> **The request**
Present the following data again exactly as it is shown.

> **Task inputs**
------------------------

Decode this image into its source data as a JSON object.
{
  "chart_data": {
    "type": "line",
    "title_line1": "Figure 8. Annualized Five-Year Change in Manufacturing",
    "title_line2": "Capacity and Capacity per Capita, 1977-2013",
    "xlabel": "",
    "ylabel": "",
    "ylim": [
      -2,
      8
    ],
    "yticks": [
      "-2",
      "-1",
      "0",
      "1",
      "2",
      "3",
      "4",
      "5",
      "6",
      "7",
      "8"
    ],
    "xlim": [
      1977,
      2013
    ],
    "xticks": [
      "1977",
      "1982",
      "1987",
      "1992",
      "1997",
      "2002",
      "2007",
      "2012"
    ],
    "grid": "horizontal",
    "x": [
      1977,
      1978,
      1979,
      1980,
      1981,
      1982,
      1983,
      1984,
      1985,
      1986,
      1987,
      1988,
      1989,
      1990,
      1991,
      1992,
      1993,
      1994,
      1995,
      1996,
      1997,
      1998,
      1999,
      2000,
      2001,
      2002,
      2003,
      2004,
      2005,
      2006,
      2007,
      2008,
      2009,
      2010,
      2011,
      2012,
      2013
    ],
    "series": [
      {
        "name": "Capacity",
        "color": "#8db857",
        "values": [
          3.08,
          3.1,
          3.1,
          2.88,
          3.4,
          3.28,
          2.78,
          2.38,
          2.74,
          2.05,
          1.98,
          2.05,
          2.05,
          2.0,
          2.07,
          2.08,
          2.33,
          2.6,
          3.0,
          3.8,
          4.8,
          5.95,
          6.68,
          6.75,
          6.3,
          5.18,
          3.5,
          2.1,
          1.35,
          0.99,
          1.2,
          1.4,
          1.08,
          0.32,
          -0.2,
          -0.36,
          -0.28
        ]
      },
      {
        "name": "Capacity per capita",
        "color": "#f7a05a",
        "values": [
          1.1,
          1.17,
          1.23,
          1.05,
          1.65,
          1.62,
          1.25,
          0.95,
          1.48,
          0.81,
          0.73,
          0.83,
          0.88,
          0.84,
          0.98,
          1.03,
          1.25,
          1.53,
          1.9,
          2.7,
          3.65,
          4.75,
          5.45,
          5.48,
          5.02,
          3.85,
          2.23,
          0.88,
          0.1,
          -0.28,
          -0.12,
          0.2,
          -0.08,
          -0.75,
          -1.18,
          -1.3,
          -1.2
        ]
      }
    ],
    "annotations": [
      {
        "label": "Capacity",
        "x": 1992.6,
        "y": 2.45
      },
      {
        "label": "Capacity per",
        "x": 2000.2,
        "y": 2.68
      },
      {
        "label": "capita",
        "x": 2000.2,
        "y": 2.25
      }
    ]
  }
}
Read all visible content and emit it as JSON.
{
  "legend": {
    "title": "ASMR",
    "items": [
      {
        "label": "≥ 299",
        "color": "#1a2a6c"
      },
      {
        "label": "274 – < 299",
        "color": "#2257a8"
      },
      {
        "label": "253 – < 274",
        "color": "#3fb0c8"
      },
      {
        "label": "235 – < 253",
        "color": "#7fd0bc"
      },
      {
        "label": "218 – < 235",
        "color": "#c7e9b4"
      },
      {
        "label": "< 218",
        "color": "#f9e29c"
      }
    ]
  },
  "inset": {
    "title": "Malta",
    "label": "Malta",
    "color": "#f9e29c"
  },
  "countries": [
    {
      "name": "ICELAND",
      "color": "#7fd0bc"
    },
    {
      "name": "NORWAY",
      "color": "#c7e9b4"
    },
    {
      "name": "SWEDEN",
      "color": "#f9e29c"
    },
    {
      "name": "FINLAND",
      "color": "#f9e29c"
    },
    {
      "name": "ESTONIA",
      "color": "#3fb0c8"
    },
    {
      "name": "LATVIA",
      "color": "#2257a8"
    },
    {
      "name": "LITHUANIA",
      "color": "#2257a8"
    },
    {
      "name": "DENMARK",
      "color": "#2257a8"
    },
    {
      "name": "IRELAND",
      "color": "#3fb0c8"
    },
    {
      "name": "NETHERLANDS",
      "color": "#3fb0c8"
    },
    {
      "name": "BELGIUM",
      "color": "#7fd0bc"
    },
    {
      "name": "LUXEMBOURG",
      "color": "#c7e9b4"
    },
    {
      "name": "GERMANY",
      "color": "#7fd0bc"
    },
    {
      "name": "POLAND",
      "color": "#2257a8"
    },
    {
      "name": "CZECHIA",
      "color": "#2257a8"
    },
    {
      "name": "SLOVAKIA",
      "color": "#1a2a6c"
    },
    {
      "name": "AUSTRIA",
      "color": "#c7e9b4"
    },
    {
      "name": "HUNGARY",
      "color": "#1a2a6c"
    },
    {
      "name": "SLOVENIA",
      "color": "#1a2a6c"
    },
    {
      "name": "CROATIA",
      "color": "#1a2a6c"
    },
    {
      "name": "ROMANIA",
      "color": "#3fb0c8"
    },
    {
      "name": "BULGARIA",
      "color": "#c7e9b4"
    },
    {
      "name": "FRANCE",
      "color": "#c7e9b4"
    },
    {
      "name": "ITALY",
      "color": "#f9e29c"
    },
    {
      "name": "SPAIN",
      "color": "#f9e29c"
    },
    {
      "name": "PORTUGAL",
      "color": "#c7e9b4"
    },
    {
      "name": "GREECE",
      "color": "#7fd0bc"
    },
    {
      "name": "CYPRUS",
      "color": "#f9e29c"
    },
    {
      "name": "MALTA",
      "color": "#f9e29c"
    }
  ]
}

------------------------

> **Exercise solution**
Decode this image into its source data as a JSON object.
{
  "chart_data": {
    "type": "line",
    "title_line1": "Figure 8. Annualized Five-Year Change in Manufacturing",
    "title_line2": "Capacity and Capacity per Capita, 1977-2013",
    "xlabel": "",
    "ylabel": "",
    "ylim": [
      -2,
      8
    ],
    "yticks": [
      "-2",
      "-1",
      "0",
      "1",
      "2",
      "3",
      "4",
      "5",
      "6",
      "7",
      "8"
    ],
    "xlim": [
      1977,
      2013
    ],
    "xticks": [
      "1977",
      "1982",
      "1987",
      "1992",
      "1997",
      "2002",
      "2007",
      "2012"
    ],
    "grid": "horizontal",
    "x": [
      1977,
      1978,
      1979,
      1980,
      1981,
      1982,
      1983,
      1984,
      1985,
      1986,
      1987,
      1988,
      1989,
      1990,
      1991,
      1992,
      1993,
      1994,
      1995,
      1996,
      1997,
      1998,
      1999,
      2000,
      2001,
      2002,
      2003,
      2004,
      2005,
      2006,
      2007,
      2008,
      2009,
      2010,
      2011,
      2012,
      2013
    ],
    "series": [
      {
        "name": "Capacity",
        "color": "#8db857",
        "values": [
          3.08,
          3.1,
          3.1,
          2.88,
          3.4,
          3.28,
          2.78,
          2.38,
          2.74,
          2.05,
          1.98,
          2.05,
          2.05,
          2.0,
          2.07,
          2.08,
          2.33,
          2.6,
          3.0,
          3.8,
          4.8,
          5.95,
          6.68,
          6.75,
          6.3,
          5.18,
          3.5,
          2.1,
          1.35,
          0.99,
          1.2,
          1.4,
          1.08,
          0.32,
          -0.2,
          -0.36,
          -0.28
        ]
      },
      {
        "name": "Capacity per capita",
        "color": "#f7a05a",
        "values": [
          1.1,
          1.17,
          1.23,
          1.05,
          1.65,
          1.62,
          1.25,
          0.95,
          1.48,
          0.81,
          0.73,
          0.83,
          0.88,
          0.84,
          0.98,
          1.03,
          1.25,
          1.53,
          1.9,
          2.7,
          3.65,
          4.75,
          5.45,
          5.48,
          5.02,
          3.85,
          2.23,
          0.88,
          0.1,
          -0.28,
          -0.12,
          0.2,
          -0.08,
          -0.75,
          -1.18,
          -1.3,
          -1.2
        ]
      }
    ],
    "annotations": [
      {
        "label": "Capacity",
        "x": 1992.6,
        "y": 2.45
      },
      {
        "label": "Capacity per",
        "x": 2000.2,
        "y": 2.68
      },
      {
        "label": "capita",
        "x": 2000.2,
        "y": 2.25
      }
    ]
  }
}
Read all visible content and emit it as JSON.
{
  "legend": {
    "title": "ASMR",
    "items": [
      {
        "label": "≥ 299",
        "color": "#1a2a6c"
      },
      {
        "label": "274 – < 299",
        "color": "#2257a8"
      },
      {
        "label": "253 – < 274",
        "color": "#3fb0c8"
      },
      {
        "label": "235 – < 253",
        "color": "#7fd0bc"
      },
      {
        "label": "218 – < 235",
        "color": "#c7e9b4"
      },
      {
        "label": "< 218",
        "color": "#f9e29c"
      }
    ]
  },
  "inset": {
    "title": "Malta",
    "label": "Malta",
    "color": "#f9e29c"
  },
  "countries": [
    {
      "name": "ICELAND",
      "color": "#7fd0bc"
    },
    {
      "name": "NORWAY",
      "color": "#c7e9b4"
    },
    {
      "name": "SWEDEN",
      "color": "#f9e29c"
    },
    {
      "name": "FINLAND",
      "color": "#f9e29c"
    },
    {
      "name": "ESTONIA",
      "color": "#3fb0c8"
    },
    {
      "name": "LATVIA",
      "color": "#2257a8"
    },
    {
      "name": "LITHUANIA",
      "color": "#2257a8"
    },
    {
      "name": "DENMARK",
      "color": "#2257a8"
    },
    {
      "name": "IRELAND",
      "color": "#3fb0c8"
    },
    {
      "name": "NETHERLANDS",
      "color": "#3fb0c8"
    },
    {
      "name": "BELGIUM",
      "color": "#7fd0bc"
    },
    {
      "name": "LUXEMBOURG",
      "color": "#c7e9b4"
    },
    {
      "name": "GERMANY",
      "color": "#7fd0bc"
    },
    {
      "name": "POLAND",
      "color": "#2257a8"
    },
    {
      "name": "CZECHIA",
      "color": "#2257a8"
    },
    {
      "name": "SLOVAKIA",
      "color": "#1a2a6c"
    },
    {
      "name": "AUSTRIA",
      "color": "#c7e9b4"
    },
    {
      "name": "HUNGARY",
      "color": "#1a2a6c"
    },
    {
      "name": "SLOVENIA",
      "color": "#1a2a6c"
    },
    {
      "name": "CROATIA",
      "color": "#1a2a6c"
    },
    {
      "name": "ROMANIA",
      "color": "#3fb0c8"
    },
    {
      "name": "BULGARIA",
      "color": "#c7e9b4"
    },
    {
      "name": "FRANCE",
      "color": "#c7e9b4"
    },
    {
      "name": "ITALY",
      "color": "#f9e29c"
    },
    {
      "name": "SPAIN",
      "color": "#f9e29c"
    },
    {
      "name": "PORTUGAL",
      "color": "#c7e9b4"
    },
    {
      "name": "GREECE",
      "color": "#7fd0bc"
    },
    {
      "name": "CYPRUS",
      "color": "#f9e29c"
    },
    {
      "name": "MALTA",
      "color": "#f9e29c"
    }
  ]
}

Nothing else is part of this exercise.